AVAILABLE RECORDS:
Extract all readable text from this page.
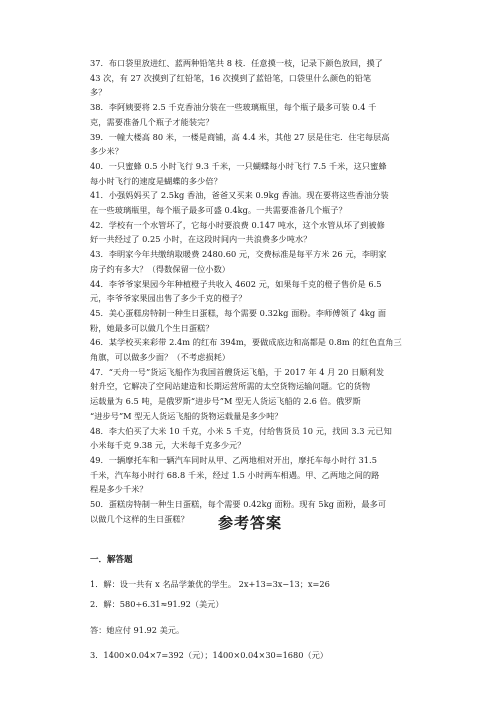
37．布口袋里放进红、蓝两种铅笔共 8 枝．任意摸一枝，记录下颜色放回，摸了
43 次，有 27 次摸到了红铅笔，16 次摸到了蓝铅笔，口袋里什么颜色的铅笔
多？
38．李阿姨要将 2.5 千克香油分装在一些玻璃瓶里，每个瓶子最多可装 0.4 千
克，需要准备几个瓶子才能装完？
39．一幢大楼高 80 米，一楼是商铺，高 4.4 米，其他 27 层是住宅．住宅每层高
多少米？
40．一只蜜蜂 0.5 小时飞行 9.3 千米，一只蝴蝶每小时飞行 7.5 千米，这只蜜蜂
每小时飞行的速度是蝴蝶的多少倍？
41．小强妈妈买了 2.5kg 香油，爸爸又买来 0.9kg 香油。现在要将这些香油分装
在一些玻璃瓶里，每个瓶子最多可盛 0.4kg。一共需要准备几个瓶子？
42．学校有一个水管坏了，它每小时要浪费 0.147 吨水，这个水管从坏了到被修
好一共经过了 0.25 小时，在这段时间内一共浪费多少吨水？
43．李明家今年共缴纳取暖费 2480.60 元，交费标准是每平方米 26 元，李明家
房子约有多大？（得数保留一位小数）
44．李爷爷家果园今年种植橙子共收入 4602 元，如果每千克的橙子售价是 6.5
元，李爷爷家果园出售了多少千克的橙子？
45．美心蛋糕房特制一种生日蛋糕，每个需要 0.32kg 面粉。李师傅领了 4kg 面
粉，她最多可以做几个生日蛋糕？
46．某学校买来彩带 2.4m 的红布 394m，要做成底边和高都是 0.8m 的红色直角三
角旗，可以做多少面？（不考虑损耗）
47．“天舟一号”货运飞船作为我国首艘货运飞船，于 2017 年 4 月 20 日顺利发
射升空，它解决了空间站建造和长期运营所需的太空货物运输问题。它的货物
运载量为 6.5 吨，是俄罗斯“进步号”M 型无人货运飞船的 2.6 倍。俄罗斯
“进步号”M 型无人货运飞船的货物运载量是多少吨？
48．李大伯买了大米 10 千克，小米 5 千克，付给售货员 10 元，找回 3.3 元已知
小米每千克 9.38 元，大米每千克多少元？
49．一辆摩托车和一辆汽车同时从甲、乙两地相对开出，摩托车每小时行 31.5
千米，汽车每小时行 68.8 千米，经过 1.5 小时两车相遇。甲、乙两地之间的路
程是多少千米？
50．蛋糕房特制一种生日蛋糕，每个需要 0.42kg 面粉。现有 5kg 面粉，最多可
以做几个这样的生日蛋糕？	参考答案
一．解答题
1．解：设一共有 x 名品学兼优的学生。 2x+13=3x−13；x=26
2．解：580÷6.31≈91.92（美元）
答：她应付 91.92 美元。
3．1400×0.04×7=392（元）；1400×0.04×30=1680（元）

TASK GOAL: Find all lines holding the string "每个需要" and copy them.

ANSWER TO THE EXERCISE:
45．美心蛋糕房特制一种生日蛋糕，每个需要 0.32kg 面粉。李师傅领了 4kg 面
50．蛋糕房特制一种生日蛋糕，每个需要 0.42kg 面粉。现有 5kg 面粉，最多可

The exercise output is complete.